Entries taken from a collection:
========

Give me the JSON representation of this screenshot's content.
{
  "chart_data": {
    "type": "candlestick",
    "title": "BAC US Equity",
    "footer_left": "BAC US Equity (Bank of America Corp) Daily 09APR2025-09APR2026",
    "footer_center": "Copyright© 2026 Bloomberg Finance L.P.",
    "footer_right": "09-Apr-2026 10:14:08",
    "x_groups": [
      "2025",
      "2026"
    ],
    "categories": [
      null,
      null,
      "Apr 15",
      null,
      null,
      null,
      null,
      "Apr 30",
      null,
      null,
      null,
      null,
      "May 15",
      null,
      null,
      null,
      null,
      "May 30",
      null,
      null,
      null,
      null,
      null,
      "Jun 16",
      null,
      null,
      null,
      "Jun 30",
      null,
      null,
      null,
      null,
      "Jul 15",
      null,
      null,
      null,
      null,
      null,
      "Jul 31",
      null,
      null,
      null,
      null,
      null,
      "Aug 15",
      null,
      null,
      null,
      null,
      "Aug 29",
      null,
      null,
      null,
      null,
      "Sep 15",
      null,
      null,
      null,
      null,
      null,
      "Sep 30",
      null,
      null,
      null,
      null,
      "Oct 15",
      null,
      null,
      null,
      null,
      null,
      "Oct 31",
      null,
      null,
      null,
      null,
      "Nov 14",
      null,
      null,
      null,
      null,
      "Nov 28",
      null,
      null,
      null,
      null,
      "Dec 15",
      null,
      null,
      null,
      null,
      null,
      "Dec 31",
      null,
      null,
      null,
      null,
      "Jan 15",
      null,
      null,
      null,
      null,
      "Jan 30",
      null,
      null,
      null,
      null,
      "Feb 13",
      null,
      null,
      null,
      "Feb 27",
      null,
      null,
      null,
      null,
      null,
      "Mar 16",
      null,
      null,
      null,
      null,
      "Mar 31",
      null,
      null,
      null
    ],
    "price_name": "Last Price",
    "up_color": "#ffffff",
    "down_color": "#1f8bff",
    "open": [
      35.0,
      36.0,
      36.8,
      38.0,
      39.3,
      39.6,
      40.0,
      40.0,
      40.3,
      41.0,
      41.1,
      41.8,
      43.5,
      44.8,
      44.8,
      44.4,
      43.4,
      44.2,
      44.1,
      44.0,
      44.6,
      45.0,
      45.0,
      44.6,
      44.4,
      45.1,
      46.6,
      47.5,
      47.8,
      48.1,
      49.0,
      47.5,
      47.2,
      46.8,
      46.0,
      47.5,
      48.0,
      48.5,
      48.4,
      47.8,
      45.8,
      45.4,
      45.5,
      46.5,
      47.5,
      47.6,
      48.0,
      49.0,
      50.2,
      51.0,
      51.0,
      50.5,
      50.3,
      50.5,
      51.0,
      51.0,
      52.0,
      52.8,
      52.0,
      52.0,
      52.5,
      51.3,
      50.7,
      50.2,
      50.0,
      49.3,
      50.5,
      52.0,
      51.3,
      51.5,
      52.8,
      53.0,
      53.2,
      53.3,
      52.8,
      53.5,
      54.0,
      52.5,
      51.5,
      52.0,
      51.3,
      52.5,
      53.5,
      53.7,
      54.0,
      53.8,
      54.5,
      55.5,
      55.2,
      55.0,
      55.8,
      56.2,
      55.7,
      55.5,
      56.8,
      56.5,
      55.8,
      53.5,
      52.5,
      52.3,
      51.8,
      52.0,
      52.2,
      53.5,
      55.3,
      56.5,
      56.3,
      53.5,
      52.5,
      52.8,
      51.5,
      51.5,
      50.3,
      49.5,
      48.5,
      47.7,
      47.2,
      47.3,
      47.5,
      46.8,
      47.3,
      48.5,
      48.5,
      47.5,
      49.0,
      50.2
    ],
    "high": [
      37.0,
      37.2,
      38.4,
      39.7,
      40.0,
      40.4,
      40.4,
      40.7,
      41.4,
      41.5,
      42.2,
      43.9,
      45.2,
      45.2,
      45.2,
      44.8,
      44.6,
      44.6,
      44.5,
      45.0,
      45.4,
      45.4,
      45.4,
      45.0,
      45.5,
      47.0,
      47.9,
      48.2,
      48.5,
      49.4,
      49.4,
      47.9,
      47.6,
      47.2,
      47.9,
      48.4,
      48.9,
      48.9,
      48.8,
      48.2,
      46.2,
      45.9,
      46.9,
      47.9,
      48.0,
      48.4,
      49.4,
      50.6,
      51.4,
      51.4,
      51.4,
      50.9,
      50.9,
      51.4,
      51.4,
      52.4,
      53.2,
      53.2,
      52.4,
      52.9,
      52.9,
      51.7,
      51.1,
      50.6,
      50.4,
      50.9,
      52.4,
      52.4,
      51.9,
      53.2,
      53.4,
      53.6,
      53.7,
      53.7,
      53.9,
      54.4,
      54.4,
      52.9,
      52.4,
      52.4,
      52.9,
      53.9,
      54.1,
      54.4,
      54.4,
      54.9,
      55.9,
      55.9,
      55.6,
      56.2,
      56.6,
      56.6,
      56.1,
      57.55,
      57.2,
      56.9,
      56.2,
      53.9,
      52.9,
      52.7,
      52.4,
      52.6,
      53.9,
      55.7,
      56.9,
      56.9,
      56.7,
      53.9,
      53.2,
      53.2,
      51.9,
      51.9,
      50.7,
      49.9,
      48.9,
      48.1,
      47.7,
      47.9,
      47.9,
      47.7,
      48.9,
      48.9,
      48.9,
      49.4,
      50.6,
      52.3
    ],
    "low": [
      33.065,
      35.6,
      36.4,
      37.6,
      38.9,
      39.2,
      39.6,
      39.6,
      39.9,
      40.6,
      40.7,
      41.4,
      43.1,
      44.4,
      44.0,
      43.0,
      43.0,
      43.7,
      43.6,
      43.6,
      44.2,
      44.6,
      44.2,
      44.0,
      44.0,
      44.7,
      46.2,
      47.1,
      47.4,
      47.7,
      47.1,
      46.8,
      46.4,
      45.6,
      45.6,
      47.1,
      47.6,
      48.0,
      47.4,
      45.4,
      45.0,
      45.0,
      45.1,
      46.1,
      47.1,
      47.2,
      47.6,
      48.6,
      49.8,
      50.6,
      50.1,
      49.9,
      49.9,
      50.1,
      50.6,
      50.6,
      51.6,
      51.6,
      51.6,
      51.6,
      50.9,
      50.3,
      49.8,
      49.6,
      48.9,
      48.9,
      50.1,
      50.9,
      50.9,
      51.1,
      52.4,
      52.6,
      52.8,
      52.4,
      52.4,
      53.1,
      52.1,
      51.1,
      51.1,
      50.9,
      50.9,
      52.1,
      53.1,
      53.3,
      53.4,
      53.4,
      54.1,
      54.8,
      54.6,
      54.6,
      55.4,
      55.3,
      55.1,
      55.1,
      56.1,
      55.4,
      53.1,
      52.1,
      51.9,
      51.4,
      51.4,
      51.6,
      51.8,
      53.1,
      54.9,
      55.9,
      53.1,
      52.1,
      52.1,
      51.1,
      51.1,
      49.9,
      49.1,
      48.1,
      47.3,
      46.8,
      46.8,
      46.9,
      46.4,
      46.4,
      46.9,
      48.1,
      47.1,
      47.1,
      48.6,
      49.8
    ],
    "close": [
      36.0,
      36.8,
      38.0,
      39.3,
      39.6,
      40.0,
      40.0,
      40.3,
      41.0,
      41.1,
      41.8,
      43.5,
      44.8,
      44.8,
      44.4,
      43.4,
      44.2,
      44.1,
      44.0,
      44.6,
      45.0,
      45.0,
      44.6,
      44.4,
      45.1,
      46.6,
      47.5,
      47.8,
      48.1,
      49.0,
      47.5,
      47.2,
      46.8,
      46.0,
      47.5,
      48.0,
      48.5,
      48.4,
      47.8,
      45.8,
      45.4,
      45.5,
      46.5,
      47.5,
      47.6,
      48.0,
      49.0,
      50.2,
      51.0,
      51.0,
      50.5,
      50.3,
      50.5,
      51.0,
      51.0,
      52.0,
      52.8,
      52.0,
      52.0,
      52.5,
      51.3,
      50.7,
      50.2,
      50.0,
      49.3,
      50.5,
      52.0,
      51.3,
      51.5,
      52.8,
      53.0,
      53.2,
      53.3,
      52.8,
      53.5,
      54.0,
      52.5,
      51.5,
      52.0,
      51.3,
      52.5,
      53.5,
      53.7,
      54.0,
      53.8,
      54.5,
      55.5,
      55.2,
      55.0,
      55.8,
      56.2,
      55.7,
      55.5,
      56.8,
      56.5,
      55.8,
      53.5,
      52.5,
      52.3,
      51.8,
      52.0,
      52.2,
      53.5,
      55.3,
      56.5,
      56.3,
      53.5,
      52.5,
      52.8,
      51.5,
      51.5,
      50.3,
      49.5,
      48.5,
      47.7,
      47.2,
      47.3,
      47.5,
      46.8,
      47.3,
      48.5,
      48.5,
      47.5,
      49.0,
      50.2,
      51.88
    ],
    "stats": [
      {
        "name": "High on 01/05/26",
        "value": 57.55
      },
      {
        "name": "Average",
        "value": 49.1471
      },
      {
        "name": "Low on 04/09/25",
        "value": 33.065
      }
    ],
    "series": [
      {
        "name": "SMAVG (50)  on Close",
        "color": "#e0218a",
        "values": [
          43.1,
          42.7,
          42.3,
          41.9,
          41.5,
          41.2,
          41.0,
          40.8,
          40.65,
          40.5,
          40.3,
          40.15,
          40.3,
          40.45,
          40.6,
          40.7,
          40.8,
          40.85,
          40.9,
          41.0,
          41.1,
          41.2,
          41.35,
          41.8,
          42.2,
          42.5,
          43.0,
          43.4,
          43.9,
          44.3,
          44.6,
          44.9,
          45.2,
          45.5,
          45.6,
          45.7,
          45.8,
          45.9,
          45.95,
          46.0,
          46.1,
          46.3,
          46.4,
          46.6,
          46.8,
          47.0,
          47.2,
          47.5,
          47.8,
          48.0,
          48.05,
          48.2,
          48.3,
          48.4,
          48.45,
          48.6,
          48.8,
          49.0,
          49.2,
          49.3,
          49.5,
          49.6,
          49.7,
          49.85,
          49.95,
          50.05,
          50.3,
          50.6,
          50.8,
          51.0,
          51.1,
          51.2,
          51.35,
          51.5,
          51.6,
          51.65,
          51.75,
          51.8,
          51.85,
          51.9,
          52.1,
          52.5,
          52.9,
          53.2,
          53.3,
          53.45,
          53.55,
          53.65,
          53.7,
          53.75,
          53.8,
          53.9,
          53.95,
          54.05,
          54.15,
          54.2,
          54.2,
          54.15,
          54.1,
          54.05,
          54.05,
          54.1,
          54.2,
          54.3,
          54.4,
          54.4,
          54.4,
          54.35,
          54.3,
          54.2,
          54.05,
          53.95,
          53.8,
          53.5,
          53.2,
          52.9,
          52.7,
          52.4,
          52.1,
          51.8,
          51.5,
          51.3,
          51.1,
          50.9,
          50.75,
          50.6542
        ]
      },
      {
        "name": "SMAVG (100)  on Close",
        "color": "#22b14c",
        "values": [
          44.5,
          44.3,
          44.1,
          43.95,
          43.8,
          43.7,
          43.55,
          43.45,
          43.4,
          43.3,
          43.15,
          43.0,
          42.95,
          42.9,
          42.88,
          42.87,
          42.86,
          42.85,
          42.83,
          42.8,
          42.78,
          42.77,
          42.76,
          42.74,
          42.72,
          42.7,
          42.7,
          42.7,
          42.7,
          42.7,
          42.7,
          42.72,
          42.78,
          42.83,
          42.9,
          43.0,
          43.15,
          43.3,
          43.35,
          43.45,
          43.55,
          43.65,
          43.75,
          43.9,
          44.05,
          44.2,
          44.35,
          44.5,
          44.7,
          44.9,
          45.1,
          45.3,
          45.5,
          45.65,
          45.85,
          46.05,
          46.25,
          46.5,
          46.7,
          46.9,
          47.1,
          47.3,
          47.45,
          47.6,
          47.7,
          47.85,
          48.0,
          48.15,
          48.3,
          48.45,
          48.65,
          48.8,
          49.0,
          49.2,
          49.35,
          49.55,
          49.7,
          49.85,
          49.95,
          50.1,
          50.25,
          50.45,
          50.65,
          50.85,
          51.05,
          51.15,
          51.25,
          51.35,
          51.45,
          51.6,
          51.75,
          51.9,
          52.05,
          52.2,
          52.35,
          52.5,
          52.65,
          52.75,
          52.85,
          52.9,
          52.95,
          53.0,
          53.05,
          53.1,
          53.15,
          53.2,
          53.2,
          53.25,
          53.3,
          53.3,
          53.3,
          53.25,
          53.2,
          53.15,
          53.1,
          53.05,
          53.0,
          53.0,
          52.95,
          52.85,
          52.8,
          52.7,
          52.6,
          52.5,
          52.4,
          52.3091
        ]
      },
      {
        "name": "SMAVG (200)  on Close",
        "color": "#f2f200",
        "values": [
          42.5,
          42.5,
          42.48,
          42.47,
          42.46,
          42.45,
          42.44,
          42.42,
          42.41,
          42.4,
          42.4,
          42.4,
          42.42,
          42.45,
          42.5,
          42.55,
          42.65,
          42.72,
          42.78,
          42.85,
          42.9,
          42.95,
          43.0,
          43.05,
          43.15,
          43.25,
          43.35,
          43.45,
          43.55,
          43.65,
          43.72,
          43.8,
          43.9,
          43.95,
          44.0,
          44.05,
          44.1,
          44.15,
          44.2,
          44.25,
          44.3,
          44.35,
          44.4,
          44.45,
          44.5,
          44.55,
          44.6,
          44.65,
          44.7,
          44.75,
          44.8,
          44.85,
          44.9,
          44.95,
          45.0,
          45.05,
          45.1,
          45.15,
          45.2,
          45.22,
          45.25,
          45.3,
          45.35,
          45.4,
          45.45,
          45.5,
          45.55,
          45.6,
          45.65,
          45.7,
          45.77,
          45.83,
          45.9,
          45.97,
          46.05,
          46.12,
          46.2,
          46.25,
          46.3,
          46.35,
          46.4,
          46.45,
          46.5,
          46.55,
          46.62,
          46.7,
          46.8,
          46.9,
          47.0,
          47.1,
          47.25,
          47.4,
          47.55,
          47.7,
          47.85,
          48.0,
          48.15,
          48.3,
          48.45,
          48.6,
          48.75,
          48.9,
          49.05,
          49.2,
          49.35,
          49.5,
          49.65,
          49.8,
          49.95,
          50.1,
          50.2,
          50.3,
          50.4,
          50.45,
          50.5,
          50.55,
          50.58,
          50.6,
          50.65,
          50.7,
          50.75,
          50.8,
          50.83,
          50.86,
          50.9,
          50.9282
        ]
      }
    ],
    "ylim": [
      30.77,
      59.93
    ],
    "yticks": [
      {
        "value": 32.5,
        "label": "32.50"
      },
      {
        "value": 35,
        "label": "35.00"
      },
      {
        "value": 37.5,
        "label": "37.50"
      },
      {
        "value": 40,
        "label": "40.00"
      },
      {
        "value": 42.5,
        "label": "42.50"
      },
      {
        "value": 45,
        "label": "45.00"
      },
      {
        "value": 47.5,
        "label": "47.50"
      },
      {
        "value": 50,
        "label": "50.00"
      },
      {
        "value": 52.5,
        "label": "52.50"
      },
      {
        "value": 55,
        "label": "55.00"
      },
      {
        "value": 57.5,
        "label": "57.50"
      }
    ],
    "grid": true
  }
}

========

**GOAL**: Search the entries for the word "label" and pick out every line that holds it.

**ANSWER TO THIS EXERCISE**:
        "label": "32.50"
        "label": "35.00"
        "label": "37.50"
        "label": "40.00"
        "label": "42.50"
        "label": "45.00"
        "label": "47.50"
        "label": "50.00"
        "label": "52.50"
        "label": "55.00"
        "label": "57.50"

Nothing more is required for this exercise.